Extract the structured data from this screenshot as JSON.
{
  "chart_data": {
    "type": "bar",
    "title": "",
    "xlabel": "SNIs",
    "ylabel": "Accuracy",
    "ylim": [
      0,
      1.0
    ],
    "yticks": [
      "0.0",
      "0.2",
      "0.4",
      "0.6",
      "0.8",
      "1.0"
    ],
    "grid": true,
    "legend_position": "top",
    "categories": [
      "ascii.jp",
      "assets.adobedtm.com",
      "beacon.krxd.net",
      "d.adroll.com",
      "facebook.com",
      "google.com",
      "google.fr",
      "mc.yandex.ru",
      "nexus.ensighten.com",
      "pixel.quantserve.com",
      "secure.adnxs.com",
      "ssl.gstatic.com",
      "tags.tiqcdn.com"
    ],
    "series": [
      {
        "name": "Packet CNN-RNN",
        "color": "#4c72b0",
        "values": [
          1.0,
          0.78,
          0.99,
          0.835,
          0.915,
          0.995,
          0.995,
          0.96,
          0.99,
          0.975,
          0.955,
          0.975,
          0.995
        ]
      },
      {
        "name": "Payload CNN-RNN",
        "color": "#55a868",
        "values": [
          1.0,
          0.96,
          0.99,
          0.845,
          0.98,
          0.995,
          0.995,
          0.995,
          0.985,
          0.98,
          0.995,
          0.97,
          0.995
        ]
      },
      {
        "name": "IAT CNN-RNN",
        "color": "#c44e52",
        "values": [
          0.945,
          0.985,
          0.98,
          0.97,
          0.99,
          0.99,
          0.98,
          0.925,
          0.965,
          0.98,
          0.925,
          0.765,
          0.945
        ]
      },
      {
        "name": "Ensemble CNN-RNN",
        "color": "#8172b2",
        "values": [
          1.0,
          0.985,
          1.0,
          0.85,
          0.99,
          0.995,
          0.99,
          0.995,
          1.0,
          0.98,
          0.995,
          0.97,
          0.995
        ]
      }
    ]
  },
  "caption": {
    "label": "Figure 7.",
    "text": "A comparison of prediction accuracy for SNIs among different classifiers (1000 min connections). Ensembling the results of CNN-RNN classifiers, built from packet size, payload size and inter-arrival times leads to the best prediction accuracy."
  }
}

------------------------------

From the records given above, copy all lines containing "name".

▶ [Expected answer]
        "name": "Packet CNN-RNN",
        "name": "Payload CNN-RNN",
        "name": "IAT CNN-RNN",
        "name": "Ensemble CNN-RNN",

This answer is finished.